Search the listing for the word "beslag" and copy every line where it turns up.
╭──
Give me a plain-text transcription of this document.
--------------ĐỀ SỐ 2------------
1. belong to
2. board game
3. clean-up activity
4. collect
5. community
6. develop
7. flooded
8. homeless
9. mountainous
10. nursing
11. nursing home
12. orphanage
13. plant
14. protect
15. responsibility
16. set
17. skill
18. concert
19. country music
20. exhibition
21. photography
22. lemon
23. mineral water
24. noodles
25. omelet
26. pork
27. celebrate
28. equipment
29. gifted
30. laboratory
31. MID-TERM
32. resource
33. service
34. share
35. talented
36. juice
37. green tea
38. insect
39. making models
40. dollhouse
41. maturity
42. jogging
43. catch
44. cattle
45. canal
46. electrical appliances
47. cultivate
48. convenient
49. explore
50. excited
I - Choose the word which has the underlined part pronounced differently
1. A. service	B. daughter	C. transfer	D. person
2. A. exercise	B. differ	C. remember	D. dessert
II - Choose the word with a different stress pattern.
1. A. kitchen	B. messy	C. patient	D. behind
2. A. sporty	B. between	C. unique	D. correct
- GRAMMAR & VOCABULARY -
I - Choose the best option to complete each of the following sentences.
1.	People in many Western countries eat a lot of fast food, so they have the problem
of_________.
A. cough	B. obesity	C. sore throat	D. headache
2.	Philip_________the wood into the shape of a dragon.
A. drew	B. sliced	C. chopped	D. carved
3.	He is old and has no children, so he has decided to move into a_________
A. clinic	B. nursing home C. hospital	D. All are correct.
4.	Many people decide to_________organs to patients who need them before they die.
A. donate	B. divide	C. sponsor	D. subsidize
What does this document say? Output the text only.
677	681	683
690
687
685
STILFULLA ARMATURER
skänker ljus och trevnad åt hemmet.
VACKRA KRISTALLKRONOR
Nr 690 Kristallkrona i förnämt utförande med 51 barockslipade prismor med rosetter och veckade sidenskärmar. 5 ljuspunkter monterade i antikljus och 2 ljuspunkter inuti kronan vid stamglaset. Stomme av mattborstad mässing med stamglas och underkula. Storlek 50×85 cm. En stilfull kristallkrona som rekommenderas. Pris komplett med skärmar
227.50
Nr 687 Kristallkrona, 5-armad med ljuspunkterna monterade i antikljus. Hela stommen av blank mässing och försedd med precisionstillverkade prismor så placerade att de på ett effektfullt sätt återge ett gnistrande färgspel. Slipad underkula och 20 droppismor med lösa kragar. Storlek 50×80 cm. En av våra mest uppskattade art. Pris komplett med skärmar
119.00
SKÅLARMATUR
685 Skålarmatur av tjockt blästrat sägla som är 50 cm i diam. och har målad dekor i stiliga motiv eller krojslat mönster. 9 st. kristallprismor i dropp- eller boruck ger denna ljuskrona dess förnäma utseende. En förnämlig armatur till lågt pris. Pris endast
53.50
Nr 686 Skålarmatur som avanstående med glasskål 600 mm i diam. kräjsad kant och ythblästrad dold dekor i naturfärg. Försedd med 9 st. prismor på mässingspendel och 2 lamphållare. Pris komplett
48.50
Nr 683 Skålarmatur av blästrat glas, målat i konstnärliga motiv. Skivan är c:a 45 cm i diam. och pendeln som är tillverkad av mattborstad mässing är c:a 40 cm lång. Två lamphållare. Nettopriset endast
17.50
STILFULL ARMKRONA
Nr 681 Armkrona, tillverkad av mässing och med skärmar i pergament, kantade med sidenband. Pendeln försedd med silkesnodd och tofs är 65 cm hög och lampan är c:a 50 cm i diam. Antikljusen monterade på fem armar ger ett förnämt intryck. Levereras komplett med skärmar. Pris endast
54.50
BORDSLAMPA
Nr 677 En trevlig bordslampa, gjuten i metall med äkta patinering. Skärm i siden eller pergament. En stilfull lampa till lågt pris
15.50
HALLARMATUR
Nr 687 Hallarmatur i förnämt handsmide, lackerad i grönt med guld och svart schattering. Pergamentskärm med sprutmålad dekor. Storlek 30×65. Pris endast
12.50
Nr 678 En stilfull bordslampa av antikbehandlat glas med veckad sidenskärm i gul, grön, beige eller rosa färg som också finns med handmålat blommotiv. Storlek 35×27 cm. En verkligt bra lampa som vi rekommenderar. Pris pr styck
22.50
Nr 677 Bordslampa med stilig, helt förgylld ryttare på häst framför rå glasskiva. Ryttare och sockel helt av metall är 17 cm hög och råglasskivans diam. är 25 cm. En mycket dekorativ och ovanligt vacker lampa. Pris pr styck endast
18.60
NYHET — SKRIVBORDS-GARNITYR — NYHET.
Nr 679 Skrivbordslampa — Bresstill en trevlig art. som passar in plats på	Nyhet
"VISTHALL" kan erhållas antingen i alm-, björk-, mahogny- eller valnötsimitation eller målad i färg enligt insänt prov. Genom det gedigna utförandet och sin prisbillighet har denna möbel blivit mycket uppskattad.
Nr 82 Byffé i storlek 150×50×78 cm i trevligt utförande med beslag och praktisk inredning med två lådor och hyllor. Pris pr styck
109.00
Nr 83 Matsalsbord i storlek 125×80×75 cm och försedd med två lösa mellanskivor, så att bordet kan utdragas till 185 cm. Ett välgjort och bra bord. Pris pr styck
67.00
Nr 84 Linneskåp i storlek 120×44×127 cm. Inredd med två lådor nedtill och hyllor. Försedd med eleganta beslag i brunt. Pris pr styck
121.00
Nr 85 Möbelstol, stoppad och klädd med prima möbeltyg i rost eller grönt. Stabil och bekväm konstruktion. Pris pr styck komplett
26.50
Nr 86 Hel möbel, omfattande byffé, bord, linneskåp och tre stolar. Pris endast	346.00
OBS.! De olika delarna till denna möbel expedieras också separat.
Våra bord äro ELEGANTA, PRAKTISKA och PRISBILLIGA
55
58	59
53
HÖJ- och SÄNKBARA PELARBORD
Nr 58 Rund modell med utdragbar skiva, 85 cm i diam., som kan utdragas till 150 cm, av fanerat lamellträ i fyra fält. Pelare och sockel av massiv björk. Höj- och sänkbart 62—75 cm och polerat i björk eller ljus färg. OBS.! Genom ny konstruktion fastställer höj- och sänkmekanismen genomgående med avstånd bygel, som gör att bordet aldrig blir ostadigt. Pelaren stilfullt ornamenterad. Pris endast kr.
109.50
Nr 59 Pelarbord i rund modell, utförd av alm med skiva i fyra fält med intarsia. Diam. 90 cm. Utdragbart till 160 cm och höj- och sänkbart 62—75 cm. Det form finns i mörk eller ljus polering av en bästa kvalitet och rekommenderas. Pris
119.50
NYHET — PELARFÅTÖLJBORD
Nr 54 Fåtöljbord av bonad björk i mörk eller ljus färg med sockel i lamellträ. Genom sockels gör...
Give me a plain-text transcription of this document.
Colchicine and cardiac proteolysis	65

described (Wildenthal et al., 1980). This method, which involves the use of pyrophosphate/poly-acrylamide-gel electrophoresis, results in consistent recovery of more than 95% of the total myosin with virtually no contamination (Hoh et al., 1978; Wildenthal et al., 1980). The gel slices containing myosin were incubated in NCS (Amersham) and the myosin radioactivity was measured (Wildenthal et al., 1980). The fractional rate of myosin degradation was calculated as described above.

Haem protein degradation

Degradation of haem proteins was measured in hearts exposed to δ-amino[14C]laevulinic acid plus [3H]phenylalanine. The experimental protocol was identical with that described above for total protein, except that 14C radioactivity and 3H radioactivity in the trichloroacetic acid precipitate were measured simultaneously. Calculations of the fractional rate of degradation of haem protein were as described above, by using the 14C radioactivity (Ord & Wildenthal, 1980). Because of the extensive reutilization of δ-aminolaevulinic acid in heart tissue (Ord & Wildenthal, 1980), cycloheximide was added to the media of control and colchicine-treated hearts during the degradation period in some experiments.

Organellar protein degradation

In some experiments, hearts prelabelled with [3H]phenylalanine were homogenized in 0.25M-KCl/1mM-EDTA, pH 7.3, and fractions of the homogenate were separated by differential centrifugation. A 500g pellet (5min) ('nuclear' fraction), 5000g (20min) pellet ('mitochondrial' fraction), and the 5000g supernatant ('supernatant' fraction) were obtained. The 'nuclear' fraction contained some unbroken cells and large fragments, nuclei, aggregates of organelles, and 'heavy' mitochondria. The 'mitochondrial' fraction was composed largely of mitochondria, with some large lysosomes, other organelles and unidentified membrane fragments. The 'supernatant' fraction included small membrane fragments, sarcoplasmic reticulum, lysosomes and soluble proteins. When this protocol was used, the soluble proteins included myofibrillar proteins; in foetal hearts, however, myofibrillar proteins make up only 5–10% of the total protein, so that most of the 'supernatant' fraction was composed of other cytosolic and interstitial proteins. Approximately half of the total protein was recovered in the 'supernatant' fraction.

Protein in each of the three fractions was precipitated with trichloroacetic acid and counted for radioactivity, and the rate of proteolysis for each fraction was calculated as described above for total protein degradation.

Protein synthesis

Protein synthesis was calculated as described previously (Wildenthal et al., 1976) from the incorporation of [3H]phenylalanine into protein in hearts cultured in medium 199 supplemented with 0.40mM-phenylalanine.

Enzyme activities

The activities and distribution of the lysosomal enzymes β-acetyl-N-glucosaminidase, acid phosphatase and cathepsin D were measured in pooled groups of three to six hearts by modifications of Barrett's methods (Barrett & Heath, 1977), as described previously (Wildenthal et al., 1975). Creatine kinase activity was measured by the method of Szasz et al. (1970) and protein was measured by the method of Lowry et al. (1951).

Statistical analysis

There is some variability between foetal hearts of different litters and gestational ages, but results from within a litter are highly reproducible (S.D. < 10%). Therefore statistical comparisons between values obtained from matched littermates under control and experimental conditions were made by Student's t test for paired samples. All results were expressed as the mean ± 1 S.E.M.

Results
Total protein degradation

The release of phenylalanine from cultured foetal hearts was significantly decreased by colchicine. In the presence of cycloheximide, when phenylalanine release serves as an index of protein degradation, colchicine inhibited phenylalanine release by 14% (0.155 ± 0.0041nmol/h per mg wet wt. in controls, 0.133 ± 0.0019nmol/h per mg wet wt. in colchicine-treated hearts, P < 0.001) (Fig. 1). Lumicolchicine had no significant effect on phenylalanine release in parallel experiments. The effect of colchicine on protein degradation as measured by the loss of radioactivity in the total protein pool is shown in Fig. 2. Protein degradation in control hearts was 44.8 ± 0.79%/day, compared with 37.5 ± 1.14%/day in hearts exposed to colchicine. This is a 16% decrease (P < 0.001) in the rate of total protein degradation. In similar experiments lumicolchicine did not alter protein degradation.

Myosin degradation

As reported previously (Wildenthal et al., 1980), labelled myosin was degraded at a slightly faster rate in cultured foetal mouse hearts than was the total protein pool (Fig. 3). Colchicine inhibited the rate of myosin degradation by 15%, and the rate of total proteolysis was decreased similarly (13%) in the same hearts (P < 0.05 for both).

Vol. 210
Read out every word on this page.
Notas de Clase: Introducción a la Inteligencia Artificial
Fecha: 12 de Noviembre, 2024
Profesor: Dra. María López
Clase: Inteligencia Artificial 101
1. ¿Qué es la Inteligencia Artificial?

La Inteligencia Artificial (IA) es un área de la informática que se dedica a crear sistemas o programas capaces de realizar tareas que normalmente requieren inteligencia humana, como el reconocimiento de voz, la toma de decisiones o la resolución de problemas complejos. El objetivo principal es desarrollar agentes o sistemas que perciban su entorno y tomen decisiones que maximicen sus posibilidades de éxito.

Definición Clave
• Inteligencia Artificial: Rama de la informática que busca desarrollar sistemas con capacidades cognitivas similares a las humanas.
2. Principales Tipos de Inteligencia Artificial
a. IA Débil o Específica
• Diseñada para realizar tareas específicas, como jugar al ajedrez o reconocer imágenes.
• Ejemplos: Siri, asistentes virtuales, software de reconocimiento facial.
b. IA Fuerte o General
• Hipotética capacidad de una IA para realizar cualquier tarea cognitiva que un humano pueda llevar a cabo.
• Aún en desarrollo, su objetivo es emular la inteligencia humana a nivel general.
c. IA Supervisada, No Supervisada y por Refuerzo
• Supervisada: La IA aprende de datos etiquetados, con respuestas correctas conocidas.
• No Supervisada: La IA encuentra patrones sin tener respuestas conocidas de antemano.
╰──
§ **Response area**:
Nr 82 Byffé i storlek 150×50×78 cm i trevligt utförande med beslag och praktisk inredning med två lådor och hyllor. Pris pr styck
Nr 84 Linneskåp i storlek 120×44×127 cm. Inredd med två lådor nedtill och hyllor. Försedd med eleganta beslag i brunt. Pris pr styck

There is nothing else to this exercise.